PROBLEM SET =>
[a] According to the Bolling text, which player did the Braves trade to acquire Bolling after the 1960 season?
[b] Copy out the part of the Bolling text starting with "Traded to the" and going on through "mark of .982.".

EXERCISE TEXT =>
****************

A fine defensive second baseman, Bolling also averaged 14 home runs from 1957 to 1959, with a career-high 15 in 1957. His most productive season was 1958, when he posted career high numbers in hits (164), doubles (27), runs and RBIs (75), and won the Gold Glove Award after leading the American League second basemen in fielding percentage. When his brother Milt was traded to Detroit during the same season, the Bollings became one of only four brother combinations in major league history to play the keystone combination (second base and shortstop) on the same club. The others are Garvin and Granny Hamner (for the Philadelphia Phillies in 1945), the twins Eddie and Johnny O'Brien with the Pittsburgh Pirates in the mid-1950s, and Cal and Billy Ripken for the Baltimore Orioles during the 1980s.

Traded to the Braves for Bill Bruton after the 1960 season, Bolling led National League second basemen in fielding in 1961, 1962 and 1964. He made the National League All-Star team in 1961 and 1962, and also was named on The Sporting News NL All-Star Team in 1961. During his penultimate season in 1965, Bolling hit the only grand slam of his career off Sandy Koufax on September 22. It was also the last game the Braves played in Milwaukee before moving to Atlanta. Bolling played his final major league game on September 15, 1966, two months shy of his 35th birthday. He was subsequently released by the Braves in October of that year. Bolling finished his career with a .254 batting average, 106 home runs, and 556 runs batted in (RBI) in 1,540 games played. He never played an inning at any position other than second base, ending with a career fielding mark of .982.

==Post-playing career==
The road that Hank Aaron Stadium is on, Bolling Brothers Boulevard, is named in tribute to Bolling and his brother Milt. He was inducted into the Milwaukee Braves' Wall of Honor at Miller Park in May 2019.

Bolling died on July 11, 2020, at the age of 88. He had been suffering from cancer in the four years leading up to his death.

****************

DATA SHOWN =>
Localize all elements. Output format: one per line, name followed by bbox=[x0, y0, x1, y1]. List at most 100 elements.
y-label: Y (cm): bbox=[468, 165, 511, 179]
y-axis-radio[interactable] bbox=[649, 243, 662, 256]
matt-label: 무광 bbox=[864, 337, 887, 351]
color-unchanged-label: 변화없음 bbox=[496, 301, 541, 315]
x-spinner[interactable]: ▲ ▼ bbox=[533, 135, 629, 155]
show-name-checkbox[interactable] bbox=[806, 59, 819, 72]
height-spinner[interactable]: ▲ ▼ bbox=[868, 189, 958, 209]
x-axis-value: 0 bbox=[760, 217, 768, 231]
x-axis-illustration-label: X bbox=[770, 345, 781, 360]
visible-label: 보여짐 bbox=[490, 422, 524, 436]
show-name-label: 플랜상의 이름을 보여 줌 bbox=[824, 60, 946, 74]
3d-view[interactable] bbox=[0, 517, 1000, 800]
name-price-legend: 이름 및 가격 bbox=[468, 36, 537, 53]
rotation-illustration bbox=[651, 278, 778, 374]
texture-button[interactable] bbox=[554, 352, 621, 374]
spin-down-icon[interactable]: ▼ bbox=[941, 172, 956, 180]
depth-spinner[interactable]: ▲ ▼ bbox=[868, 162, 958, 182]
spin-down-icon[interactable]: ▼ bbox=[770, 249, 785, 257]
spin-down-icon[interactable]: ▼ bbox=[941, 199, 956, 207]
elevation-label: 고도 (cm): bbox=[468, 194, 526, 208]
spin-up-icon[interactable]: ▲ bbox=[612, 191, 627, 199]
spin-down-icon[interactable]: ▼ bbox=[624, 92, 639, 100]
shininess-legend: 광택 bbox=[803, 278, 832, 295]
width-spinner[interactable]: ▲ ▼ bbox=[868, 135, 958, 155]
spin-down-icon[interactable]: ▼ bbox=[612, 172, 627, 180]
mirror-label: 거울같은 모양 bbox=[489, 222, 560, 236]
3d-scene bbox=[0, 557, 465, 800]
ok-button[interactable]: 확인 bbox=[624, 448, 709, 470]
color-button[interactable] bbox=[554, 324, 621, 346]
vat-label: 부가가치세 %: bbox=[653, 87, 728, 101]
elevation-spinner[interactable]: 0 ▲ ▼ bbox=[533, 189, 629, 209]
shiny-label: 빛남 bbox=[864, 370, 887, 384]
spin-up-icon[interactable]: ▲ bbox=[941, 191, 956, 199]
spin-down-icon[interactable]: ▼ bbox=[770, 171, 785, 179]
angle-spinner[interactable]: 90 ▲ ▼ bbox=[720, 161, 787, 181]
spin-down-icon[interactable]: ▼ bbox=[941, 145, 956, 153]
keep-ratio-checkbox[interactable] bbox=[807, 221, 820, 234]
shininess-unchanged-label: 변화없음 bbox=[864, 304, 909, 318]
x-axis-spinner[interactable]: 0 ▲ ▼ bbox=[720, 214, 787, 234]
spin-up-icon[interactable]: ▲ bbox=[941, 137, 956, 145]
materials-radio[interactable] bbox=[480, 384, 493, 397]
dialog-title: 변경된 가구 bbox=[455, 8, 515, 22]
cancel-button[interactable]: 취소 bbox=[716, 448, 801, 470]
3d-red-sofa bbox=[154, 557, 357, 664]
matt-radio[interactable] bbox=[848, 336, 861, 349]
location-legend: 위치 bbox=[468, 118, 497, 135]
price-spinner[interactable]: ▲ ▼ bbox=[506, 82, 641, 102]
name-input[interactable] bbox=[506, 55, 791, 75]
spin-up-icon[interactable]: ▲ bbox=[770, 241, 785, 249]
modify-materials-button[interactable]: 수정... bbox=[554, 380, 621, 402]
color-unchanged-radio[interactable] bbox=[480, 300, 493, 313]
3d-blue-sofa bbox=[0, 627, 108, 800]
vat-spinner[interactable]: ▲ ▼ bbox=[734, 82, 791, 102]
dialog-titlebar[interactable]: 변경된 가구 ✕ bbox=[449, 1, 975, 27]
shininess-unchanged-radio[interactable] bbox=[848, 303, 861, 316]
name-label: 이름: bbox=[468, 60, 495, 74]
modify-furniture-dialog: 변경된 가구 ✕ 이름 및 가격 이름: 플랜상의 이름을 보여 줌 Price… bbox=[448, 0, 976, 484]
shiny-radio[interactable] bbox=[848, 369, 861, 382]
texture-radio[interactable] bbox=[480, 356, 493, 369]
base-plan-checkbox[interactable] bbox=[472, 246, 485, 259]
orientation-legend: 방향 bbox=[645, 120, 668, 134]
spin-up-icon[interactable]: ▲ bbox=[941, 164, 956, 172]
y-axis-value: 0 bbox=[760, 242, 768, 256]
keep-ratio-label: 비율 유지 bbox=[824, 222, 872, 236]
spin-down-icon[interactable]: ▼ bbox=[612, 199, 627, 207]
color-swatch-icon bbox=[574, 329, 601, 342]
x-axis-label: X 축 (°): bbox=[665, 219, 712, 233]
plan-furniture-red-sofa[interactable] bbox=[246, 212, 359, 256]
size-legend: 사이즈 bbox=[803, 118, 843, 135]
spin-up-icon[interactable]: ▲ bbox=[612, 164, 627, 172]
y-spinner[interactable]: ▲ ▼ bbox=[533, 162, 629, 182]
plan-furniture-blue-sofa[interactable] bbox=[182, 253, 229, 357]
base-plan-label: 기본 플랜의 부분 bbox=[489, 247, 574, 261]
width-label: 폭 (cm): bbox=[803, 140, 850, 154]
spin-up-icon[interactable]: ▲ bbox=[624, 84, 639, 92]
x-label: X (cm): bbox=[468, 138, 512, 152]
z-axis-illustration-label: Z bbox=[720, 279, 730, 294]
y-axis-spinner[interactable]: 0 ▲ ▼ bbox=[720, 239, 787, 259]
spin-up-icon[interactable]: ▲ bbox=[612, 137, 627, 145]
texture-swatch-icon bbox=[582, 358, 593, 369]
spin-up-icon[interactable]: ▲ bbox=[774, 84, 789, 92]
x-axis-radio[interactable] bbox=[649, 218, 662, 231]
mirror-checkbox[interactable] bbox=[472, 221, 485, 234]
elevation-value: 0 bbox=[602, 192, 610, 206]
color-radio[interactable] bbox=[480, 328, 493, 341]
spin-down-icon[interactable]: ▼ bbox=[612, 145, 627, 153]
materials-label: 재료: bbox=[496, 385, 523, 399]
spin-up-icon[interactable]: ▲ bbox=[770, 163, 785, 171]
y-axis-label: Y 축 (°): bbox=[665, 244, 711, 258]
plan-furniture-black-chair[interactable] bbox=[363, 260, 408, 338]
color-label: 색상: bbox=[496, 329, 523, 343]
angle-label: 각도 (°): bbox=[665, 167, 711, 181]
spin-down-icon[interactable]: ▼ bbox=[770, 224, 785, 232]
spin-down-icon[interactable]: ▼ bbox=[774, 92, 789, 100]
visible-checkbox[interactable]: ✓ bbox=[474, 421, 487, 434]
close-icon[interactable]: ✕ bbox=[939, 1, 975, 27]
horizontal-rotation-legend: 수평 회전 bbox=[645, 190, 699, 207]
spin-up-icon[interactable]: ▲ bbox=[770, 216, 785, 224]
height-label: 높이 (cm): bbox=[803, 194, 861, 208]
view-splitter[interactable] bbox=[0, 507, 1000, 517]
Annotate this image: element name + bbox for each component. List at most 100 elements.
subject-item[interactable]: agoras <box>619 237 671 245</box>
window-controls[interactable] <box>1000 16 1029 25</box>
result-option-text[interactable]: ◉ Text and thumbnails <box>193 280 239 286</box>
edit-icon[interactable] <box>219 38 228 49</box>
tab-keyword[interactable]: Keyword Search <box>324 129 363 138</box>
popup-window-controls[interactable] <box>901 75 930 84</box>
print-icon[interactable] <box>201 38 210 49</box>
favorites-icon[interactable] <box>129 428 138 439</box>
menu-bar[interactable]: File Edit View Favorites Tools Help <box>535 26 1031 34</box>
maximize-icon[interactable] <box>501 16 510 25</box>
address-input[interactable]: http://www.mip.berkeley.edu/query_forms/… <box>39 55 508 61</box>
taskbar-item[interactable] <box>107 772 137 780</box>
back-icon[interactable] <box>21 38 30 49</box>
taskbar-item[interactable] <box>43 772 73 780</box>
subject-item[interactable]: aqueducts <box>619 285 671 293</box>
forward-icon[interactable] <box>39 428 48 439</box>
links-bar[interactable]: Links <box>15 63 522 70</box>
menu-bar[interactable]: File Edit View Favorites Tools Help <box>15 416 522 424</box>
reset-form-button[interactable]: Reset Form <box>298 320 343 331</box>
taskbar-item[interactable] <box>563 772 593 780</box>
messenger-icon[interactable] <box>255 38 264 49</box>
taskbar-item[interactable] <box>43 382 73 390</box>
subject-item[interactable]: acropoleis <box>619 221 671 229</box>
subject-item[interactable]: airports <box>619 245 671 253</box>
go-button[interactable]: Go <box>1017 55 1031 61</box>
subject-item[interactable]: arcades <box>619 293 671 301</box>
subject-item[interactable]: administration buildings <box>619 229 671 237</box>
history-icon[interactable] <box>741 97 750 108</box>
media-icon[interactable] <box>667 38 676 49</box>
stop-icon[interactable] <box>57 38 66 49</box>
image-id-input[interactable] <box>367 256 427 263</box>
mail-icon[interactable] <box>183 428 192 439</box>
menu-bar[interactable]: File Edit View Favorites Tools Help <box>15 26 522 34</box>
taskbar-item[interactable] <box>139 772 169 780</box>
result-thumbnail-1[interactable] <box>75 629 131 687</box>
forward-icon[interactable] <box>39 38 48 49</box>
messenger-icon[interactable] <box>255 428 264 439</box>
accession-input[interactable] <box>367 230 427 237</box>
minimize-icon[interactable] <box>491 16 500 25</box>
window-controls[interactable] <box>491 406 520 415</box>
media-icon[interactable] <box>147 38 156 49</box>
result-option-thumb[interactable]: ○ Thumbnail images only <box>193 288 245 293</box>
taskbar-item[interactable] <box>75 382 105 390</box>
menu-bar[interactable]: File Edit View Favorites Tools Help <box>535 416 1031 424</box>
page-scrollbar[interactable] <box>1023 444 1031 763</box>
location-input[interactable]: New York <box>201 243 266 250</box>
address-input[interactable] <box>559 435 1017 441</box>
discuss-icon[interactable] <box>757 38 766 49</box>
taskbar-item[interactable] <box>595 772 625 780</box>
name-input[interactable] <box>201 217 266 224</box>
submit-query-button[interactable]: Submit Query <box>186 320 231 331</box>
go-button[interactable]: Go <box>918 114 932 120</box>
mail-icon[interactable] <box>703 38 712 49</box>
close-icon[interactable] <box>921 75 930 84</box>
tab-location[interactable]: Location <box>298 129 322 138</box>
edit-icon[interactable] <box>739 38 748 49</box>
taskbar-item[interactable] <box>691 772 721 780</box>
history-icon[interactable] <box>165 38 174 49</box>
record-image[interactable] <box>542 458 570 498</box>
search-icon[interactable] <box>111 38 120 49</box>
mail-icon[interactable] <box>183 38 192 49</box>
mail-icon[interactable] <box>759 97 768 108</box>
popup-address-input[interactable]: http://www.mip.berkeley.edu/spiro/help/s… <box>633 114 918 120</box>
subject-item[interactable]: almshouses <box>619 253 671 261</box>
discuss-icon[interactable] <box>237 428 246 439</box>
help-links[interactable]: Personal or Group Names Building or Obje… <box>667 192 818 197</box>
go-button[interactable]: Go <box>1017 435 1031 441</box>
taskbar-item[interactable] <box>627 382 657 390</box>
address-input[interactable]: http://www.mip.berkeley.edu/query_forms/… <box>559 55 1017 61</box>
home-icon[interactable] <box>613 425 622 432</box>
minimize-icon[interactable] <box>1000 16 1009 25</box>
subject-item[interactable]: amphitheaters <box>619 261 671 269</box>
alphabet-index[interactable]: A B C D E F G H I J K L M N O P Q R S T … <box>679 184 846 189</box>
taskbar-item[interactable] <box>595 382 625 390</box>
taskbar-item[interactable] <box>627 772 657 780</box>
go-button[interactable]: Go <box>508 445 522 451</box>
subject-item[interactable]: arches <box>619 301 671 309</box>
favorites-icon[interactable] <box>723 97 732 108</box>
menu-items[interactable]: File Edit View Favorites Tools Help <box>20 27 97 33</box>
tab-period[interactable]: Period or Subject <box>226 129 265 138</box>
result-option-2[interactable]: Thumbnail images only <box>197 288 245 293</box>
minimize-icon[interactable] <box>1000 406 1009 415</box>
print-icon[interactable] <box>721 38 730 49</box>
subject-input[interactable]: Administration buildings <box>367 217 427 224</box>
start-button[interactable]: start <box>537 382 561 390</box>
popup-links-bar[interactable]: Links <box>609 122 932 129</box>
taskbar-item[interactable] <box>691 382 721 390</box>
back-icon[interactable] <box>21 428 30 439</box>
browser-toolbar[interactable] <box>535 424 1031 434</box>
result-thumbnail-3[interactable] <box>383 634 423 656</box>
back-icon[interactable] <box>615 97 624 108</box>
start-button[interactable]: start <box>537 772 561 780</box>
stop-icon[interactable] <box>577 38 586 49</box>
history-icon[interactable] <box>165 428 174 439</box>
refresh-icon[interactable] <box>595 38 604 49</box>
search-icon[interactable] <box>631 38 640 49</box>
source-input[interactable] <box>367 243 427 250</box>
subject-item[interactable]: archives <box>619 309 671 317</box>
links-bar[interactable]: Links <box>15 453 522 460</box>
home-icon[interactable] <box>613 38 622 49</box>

****************

ANSWERS BELOW =>
[a] Bill Bruton

[b]
Traded to the Braves for Bill Bruton after the 1960 season, Bolling led National League second basemen in fielding in 1961, 1962 and 1964. He made the National League All-Star team in 1961 and 1962, and also was named on The Sporting News NL All-Star Team in 1961. During his penultimate season in 1965, Bolling hit the only grand slam of his career off Sandy Koufax on September 22. It was also the last game the Braves played in Milwaukee before moving to Atlanta. Bolling played his final major league game on September 15, 1966, two months shy of his 35th birthday. He was subsequently released by the Braves in October of that year. Bolling finished his career with a .254 batting average, 106 home runs, and 556 runs batted in (RBI) in 1,540 games played. He never played an inning at any position other than second base, ending with a career fielding mark of .982.